▶ _WHAT YOU ARE ASKED TO DO_
From the entries below, copy out every line with "geflutet" in it.

----- INFORMATION PROVIDED

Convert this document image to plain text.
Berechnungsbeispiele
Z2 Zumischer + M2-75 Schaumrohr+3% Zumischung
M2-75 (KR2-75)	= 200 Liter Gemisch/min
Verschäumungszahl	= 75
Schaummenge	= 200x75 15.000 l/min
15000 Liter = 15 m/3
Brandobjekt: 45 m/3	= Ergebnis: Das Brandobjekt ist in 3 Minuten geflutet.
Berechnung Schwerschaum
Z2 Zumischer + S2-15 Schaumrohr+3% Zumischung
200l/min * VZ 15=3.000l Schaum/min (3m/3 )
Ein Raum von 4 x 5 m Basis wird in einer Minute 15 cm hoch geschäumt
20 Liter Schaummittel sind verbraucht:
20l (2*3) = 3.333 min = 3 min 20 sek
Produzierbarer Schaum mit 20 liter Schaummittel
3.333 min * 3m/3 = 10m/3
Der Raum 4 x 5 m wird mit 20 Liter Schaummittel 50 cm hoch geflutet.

----------

▶ _EXERCISE SOLUTION_
Brandobjekt: 45 m/3	= Ergebnis: Das Brandobjekt ist in 3 Minuten geflutet.
Der Raum 4 x 5 m wird mit 20 Liter Schaummittel 50 cm hoch geflutet.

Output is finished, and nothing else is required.